▶ **Task description**: Pick out each line in these entries that contains the string "인증기관".

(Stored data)
---

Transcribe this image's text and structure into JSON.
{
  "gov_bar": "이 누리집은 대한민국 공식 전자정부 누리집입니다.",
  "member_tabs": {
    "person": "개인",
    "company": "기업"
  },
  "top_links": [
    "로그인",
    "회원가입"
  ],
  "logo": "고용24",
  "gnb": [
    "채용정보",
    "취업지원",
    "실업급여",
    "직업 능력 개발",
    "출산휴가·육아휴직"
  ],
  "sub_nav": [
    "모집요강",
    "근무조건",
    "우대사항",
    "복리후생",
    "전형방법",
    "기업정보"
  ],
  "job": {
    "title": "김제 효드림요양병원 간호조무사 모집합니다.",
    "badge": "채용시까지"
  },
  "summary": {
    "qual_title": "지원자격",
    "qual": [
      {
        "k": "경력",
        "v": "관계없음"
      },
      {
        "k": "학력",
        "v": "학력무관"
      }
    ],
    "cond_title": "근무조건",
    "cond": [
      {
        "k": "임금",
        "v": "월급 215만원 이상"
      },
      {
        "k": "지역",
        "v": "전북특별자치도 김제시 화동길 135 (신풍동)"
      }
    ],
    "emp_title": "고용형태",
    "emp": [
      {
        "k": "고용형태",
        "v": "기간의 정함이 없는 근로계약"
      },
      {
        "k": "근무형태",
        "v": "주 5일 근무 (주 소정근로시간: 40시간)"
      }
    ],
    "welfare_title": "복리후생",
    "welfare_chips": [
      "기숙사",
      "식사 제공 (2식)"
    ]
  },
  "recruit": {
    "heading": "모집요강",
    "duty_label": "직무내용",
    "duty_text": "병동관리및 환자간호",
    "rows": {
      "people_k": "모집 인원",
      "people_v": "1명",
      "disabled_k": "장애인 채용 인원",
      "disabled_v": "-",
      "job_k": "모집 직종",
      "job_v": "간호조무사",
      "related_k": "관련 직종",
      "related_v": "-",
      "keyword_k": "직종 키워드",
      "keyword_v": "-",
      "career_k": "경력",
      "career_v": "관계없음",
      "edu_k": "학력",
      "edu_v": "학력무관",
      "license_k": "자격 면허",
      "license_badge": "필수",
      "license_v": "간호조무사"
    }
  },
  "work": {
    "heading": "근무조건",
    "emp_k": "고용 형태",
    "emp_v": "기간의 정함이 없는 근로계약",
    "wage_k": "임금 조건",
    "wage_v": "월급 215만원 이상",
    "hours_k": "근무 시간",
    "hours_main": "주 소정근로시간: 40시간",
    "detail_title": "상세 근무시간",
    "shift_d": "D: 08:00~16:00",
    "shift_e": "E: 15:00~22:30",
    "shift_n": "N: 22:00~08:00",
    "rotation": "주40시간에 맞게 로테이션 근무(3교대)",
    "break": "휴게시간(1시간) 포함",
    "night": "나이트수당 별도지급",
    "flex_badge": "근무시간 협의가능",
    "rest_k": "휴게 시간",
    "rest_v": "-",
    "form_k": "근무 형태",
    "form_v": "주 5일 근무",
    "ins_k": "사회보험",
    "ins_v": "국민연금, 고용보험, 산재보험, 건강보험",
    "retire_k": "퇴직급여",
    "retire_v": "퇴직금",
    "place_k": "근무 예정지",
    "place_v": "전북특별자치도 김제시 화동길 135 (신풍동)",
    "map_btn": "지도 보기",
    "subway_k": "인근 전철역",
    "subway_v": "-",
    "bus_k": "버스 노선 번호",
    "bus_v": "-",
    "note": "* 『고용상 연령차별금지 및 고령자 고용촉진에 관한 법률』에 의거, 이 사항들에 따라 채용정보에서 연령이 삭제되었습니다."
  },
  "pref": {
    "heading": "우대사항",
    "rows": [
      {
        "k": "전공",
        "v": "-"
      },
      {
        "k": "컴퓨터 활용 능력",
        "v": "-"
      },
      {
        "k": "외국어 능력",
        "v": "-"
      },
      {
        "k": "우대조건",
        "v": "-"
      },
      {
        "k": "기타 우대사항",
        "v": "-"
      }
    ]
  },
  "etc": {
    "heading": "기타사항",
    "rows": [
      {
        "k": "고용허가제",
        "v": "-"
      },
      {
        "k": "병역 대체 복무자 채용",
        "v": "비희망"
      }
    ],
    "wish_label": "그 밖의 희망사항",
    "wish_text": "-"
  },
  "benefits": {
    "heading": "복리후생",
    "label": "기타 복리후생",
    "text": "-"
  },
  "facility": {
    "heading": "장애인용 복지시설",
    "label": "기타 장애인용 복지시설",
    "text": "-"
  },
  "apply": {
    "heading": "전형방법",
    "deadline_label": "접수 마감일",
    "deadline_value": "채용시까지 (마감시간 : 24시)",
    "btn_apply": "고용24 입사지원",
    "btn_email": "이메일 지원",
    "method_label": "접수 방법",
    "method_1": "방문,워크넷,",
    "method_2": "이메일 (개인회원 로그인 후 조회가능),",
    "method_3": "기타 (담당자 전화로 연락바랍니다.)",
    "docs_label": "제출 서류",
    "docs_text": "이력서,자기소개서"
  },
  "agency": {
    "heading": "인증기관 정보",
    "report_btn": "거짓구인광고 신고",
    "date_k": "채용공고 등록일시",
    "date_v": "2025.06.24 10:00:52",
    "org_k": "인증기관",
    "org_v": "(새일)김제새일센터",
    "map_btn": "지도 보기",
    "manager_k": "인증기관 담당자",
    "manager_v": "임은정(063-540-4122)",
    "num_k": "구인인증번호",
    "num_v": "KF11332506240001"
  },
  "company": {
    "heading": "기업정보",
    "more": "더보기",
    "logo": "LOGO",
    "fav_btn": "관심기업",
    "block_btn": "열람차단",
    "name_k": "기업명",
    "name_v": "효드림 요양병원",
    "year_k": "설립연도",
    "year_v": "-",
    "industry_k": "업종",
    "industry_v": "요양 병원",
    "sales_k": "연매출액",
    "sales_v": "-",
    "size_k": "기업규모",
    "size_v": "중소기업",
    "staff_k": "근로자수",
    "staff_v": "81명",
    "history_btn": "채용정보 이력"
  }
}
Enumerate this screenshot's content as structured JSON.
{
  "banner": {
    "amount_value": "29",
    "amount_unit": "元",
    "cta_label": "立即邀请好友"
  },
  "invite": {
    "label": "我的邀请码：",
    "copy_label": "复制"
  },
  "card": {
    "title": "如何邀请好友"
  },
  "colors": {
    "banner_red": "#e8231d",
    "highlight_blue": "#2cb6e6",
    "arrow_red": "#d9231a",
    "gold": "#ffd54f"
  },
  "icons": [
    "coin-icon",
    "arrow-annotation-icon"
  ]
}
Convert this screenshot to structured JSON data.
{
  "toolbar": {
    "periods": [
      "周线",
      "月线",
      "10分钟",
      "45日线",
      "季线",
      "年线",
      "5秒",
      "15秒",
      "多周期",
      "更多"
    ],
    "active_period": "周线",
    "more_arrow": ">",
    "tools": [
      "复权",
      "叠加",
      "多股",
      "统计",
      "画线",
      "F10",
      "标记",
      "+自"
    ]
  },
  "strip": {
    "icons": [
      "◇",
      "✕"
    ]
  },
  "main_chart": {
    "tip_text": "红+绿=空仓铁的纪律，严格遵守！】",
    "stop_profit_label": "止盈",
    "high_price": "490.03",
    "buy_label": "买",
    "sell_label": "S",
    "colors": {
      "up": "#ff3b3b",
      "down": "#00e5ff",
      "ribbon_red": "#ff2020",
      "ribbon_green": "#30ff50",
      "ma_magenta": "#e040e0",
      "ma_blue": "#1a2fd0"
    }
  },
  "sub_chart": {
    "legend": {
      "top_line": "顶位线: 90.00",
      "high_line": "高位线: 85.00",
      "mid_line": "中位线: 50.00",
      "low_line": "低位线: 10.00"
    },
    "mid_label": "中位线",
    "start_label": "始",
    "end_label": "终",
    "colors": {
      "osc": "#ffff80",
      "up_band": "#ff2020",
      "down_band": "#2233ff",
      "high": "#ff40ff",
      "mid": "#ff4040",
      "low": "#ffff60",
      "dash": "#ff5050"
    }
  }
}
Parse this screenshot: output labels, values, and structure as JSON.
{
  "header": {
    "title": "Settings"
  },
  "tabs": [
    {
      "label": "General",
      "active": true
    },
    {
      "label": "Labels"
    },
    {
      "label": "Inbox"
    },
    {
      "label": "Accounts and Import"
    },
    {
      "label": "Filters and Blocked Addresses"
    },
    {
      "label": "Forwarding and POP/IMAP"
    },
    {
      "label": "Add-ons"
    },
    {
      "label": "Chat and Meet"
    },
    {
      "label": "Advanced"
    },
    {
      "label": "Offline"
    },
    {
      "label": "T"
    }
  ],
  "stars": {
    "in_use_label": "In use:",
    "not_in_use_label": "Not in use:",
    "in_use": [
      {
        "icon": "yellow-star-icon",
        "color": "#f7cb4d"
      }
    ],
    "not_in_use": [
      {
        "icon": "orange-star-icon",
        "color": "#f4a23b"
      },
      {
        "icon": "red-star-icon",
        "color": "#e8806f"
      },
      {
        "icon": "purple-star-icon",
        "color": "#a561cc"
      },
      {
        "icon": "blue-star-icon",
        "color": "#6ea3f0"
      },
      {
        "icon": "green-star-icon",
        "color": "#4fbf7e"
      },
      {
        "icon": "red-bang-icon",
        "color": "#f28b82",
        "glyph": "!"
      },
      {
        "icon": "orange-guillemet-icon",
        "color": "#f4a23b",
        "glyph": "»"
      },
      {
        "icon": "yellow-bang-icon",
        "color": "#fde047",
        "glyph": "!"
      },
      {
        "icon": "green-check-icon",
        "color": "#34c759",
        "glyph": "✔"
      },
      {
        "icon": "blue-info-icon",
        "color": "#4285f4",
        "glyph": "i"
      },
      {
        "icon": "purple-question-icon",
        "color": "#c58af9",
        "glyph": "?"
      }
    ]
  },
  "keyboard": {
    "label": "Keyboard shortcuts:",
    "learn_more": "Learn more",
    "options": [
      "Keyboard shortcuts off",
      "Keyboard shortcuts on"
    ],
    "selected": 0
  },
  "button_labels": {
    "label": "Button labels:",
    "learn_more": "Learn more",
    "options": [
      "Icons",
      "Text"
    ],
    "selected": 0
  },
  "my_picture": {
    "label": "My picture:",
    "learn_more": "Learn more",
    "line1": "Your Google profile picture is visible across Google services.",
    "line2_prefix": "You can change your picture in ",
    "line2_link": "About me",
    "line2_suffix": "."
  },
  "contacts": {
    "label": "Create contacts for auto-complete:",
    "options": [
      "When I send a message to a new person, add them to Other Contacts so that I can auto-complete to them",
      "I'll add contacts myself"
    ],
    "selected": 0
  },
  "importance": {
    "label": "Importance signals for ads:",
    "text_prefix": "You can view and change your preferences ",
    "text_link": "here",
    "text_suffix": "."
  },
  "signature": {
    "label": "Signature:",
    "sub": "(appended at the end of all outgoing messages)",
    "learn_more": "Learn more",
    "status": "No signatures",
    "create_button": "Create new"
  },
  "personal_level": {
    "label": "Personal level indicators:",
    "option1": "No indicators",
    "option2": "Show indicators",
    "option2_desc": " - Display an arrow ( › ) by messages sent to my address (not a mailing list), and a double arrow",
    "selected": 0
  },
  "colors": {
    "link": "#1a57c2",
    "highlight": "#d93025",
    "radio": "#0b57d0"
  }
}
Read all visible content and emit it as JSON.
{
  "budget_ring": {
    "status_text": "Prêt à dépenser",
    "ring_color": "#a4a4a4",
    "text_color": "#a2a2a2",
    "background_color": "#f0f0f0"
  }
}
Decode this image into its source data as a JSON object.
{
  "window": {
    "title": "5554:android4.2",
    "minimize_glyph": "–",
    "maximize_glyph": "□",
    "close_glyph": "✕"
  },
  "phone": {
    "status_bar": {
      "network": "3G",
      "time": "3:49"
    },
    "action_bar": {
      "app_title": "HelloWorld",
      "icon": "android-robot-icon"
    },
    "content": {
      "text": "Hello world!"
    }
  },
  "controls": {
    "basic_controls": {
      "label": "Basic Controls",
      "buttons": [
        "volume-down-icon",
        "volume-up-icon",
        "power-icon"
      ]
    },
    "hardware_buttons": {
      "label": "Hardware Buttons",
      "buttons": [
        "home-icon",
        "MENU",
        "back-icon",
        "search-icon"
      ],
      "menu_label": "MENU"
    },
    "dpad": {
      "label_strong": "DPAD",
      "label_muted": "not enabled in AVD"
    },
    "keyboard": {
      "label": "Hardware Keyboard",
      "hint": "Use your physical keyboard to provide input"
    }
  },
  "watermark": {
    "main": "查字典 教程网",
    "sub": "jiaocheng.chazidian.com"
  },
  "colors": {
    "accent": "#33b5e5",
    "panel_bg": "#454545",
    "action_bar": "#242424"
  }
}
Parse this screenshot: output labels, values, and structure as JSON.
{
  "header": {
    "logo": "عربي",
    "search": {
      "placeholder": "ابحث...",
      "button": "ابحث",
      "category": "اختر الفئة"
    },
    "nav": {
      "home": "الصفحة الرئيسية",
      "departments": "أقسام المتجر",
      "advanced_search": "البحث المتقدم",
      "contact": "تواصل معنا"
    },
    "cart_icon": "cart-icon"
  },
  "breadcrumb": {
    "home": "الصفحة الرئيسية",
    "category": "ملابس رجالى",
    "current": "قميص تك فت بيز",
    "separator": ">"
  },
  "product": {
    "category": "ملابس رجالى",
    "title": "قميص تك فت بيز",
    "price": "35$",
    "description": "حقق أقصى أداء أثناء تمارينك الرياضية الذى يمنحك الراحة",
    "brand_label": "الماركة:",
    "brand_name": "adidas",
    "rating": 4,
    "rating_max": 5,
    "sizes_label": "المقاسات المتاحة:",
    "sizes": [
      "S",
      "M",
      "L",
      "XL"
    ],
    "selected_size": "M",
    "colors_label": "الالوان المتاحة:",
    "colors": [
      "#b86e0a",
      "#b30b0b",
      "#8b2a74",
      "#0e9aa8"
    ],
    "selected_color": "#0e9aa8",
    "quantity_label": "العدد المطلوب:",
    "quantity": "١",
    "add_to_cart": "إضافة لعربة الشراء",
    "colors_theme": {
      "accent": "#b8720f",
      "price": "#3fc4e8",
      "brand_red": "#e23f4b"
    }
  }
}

---

▶ **Response**:
    "heading": "인증기관 정보",
    "org_k": "인증기관",
    "manager_k": "인증기관 담당자",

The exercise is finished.